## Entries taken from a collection
------------------------------------------------

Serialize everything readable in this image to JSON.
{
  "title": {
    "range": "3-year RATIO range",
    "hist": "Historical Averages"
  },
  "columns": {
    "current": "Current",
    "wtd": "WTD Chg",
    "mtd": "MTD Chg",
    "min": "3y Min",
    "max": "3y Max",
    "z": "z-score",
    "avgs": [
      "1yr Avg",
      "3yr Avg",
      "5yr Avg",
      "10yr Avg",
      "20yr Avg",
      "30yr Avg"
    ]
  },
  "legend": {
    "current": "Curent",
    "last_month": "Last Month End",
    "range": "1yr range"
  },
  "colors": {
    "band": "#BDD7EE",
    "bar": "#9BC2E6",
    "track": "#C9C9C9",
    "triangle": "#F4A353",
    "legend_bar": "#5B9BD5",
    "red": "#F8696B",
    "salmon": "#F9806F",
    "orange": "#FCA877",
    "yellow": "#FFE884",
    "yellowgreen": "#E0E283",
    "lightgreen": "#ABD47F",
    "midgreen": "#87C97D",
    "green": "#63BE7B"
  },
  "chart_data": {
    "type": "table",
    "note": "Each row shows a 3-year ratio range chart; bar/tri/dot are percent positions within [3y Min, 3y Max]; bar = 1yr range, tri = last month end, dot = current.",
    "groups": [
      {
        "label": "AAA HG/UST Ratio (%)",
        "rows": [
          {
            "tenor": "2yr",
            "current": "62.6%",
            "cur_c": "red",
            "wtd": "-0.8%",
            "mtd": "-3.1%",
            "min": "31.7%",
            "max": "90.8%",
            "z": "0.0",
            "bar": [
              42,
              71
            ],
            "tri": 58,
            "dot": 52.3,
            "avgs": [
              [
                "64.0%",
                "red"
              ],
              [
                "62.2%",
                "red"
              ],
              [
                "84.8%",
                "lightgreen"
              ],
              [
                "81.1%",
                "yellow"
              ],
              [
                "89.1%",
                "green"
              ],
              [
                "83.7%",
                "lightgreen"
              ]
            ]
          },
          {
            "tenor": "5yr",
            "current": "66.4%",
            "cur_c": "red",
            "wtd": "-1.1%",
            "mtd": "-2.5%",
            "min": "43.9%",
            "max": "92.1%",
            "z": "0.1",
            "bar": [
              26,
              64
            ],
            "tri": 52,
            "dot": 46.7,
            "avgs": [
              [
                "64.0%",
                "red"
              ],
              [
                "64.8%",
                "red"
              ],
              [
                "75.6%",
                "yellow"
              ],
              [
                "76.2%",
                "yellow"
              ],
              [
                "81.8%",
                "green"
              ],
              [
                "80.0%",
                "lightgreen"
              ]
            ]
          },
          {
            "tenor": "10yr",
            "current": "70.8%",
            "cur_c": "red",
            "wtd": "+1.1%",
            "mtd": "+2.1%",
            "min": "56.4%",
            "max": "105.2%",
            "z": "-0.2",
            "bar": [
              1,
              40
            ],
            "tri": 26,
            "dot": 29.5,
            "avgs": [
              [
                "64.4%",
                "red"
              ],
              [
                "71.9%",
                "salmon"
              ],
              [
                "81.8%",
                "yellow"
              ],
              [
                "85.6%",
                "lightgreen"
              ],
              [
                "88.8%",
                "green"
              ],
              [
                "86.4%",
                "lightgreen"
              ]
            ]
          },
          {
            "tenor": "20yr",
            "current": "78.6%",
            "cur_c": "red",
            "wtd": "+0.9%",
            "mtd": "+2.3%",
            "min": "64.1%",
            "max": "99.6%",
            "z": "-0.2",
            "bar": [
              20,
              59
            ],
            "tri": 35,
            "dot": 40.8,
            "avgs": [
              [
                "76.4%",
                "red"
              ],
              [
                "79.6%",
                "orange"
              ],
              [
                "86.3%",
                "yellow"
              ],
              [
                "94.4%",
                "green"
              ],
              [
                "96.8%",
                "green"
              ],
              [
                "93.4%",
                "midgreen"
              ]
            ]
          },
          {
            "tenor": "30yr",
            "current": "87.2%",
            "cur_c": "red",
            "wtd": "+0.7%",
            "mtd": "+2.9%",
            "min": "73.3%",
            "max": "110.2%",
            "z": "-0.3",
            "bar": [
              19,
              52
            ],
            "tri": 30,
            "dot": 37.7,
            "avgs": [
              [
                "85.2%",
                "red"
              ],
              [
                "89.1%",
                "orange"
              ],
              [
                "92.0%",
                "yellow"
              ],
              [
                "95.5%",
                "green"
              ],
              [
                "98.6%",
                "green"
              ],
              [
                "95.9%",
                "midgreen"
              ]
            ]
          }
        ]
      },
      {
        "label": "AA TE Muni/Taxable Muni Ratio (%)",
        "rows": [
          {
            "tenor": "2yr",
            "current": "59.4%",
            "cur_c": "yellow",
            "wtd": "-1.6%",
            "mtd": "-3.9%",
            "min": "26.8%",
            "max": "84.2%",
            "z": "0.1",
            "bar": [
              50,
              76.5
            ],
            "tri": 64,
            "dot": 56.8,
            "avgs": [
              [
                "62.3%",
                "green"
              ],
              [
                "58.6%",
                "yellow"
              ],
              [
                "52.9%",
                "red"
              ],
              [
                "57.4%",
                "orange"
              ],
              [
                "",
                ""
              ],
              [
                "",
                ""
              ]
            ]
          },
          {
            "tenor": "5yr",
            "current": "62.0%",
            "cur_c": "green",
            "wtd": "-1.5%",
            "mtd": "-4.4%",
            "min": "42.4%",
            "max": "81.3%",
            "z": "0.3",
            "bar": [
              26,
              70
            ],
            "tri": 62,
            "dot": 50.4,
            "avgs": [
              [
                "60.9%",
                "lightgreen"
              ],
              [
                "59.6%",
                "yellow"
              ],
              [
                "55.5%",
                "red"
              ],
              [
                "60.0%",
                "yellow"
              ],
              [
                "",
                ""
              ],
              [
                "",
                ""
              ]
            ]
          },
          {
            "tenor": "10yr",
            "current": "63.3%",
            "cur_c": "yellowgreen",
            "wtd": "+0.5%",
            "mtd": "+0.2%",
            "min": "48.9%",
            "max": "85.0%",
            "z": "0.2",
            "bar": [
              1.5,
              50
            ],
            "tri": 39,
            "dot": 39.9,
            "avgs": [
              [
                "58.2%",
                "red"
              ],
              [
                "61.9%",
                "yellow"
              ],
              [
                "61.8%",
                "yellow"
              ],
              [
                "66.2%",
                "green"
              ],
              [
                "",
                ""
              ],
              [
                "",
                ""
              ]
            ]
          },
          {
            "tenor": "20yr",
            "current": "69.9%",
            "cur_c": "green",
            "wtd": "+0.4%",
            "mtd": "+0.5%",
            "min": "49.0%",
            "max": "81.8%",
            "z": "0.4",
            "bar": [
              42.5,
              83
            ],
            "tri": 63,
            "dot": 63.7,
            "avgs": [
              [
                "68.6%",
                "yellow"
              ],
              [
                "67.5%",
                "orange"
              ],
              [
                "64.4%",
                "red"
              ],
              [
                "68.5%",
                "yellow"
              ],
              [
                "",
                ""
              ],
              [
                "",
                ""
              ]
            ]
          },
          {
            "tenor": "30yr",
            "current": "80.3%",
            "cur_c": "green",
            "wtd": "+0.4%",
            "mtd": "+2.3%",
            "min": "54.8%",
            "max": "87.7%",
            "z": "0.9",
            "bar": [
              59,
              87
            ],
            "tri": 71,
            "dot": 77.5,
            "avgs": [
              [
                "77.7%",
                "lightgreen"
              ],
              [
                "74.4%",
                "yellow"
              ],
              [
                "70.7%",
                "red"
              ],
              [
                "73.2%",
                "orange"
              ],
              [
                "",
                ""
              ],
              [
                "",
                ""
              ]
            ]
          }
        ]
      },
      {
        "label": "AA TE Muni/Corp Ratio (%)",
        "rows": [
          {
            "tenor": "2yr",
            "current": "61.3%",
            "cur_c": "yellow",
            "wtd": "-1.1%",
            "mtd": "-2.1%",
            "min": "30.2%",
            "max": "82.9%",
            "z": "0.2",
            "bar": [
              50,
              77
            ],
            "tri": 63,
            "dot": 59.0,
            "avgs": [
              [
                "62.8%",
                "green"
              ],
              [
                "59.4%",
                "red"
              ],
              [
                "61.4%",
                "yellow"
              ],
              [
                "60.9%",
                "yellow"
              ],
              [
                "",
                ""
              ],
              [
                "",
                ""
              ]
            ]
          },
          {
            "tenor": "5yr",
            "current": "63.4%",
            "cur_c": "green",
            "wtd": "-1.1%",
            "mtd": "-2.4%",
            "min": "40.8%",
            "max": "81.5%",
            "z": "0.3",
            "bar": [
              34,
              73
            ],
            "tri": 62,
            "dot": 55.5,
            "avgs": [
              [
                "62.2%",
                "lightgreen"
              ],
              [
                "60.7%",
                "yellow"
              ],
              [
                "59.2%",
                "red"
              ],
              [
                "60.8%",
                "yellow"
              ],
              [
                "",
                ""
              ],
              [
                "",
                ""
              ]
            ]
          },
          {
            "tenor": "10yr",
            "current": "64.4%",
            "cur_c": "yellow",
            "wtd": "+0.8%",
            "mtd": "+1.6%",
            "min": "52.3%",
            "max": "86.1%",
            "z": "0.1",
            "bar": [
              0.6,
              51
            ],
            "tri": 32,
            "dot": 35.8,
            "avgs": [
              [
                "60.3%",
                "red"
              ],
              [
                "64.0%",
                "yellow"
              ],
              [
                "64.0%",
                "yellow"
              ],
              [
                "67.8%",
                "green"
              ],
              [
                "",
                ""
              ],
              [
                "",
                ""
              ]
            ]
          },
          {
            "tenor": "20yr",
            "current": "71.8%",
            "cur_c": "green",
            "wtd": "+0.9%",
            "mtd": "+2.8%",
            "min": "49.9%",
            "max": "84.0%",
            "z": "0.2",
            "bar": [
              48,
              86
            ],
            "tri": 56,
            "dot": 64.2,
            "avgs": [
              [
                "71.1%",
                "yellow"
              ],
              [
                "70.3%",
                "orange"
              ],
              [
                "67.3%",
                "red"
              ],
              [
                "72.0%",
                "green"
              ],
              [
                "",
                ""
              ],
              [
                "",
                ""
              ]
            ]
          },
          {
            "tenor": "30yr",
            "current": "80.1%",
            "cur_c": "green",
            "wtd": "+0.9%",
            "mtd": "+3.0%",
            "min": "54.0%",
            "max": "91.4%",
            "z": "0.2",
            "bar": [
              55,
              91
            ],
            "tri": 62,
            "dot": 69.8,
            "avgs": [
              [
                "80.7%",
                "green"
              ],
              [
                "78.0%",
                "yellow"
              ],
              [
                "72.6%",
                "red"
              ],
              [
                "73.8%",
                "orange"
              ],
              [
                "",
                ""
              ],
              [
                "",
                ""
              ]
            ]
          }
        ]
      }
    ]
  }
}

------------------------------------------------

## Set exercise
Report the number of lines in the listing that include the string "Muni"; give nothing but the number.

## Problem solution
2